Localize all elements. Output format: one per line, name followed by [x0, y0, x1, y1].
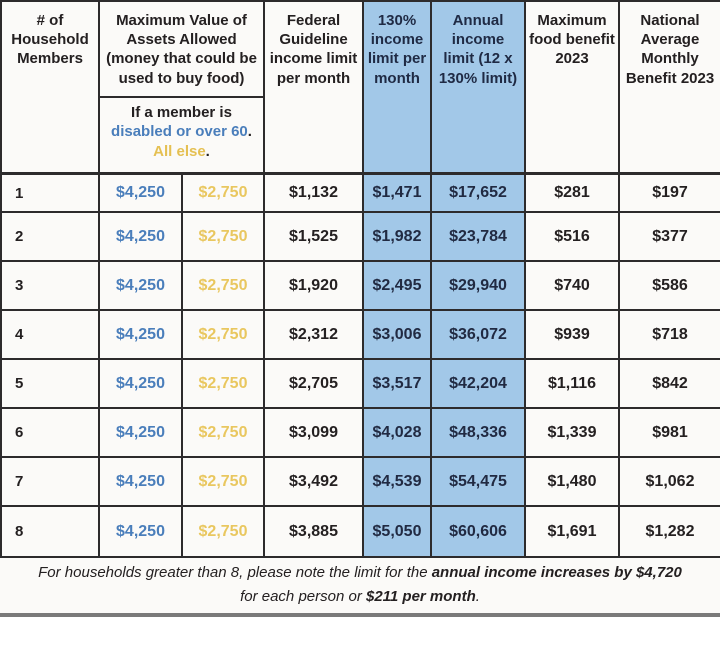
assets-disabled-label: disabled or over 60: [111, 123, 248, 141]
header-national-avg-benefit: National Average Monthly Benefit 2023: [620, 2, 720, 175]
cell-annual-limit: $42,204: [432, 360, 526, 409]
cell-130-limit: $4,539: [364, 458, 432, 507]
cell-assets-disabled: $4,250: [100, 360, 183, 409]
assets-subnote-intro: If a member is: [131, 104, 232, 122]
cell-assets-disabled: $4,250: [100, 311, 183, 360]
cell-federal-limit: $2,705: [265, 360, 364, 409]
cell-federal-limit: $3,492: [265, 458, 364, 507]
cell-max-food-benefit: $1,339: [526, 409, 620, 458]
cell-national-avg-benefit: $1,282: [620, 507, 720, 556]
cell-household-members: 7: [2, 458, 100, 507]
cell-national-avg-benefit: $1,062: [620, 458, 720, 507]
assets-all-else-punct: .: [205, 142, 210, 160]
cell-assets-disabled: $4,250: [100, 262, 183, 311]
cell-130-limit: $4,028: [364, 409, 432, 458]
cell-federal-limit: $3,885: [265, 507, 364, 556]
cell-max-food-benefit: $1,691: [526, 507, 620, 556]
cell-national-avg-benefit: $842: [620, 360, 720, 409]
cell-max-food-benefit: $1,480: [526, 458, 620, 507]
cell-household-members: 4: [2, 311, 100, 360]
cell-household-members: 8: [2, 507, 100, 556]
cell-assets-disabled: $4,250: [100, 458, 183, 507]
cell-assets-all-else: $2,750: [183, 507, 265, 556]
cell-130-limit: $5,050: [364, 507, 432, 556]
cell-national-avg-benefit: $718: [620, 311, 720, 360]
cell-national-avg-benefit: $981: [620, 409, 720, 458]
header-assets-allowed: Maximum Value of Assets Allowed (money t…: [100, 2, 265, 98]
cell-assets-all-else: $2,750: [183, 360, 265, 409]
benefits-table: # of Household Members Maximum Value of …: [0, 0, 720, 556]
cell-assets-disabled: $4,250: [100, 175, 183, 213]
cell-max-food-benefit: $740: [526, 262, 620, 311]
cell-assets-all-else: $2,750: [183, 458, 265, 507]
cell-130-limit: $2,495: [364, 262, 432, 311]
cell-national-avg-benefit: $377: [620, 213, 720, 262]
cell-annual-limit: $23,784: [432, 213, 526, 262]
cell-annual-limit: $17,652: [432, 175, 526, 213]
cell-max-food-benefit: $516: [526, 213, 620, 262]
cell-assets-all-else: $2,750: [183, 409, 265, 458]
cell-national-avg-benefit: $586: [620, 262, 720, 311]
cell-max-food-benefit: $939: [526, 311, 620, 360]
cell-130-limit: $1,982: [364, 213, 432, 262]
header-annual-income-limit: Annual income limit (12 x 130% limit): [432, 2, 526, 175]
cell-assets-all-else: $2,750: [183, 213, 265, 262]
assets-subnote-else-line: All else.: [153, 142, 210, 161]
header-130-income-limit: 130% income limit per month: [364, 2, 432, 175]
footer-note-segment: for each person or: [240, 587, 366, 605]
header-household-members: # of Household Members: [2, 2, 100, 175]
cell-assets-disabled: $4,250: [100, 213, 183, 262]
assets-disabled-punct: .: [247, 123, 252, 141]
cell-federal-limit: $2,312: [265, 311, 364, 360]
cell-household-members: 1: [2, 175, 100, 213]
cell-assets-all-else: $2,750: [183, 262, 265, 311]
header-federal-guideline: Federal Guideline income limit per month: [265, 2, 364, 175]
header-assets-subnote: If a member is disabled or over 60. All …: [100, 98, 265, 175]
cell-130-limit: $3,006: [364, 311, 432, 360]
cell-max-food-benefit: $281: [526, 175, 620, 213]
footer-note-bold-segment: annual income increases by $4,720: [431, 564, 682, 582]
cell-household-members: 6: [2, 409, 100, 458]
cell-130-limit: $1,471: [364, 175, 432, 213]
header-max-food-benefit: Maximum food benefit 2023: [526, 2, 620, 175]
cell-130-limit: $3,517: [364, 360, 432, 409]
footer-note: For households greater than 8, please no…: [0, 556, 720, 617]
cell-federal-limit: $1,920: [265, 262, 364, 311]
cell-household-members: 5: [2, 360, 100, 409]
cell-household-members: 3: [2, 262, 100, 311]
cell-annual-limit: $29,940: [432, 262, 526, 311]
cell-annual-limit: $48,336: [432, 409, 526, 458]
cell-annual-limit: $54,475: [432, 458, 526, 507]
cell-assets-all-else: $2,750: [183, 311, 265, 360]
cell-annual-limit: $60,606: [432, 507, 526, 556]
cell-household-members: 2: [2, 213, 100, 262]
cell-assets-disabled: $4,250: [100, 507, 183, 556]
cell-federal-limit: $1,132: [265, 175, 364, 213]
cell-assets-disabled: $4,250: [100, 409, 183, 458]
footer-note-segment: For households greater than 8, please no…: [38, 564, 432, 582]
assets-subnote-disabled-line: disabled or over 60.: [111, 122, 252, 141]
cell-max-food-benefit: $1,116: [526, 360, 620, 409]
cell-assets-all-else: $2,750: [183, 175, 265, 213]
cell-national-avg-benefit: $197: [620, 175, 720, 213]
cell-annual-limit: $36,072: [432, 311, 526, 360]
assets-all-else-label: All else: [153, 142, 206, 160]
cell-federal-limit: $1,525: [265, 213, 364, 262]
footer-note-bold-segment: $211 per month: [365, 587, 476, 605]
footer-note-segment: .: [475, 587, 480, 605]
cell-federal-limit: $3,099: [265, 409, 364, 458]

## Objective:
Reproduce the data verbatim, from the line containing "assets-disabled-label: disabled or" down to the line containing "cell-assets-disabled: $4,250: [100, 311, 183, 360]", both included.

## Finished answer:
assets-disabled-label: disabled or over 60: [111, 123, 248, 141]
header-national-avg-benefit: National Average Monthly Benefit 2023: [620, 2, 720, 175]
cell-annual-limit: $42,204: [432, 360, 526, 409]
cell-130-limit: $4,539: [364, 458, 432, 507]
cell-assets-disabled: $4,250: [100, 360, 183, 409]
assets-subnote-intro: If a member is: [131, 104, 232, 122]
cell-assets-disabled: $4,250: [100, 311, 183, 360]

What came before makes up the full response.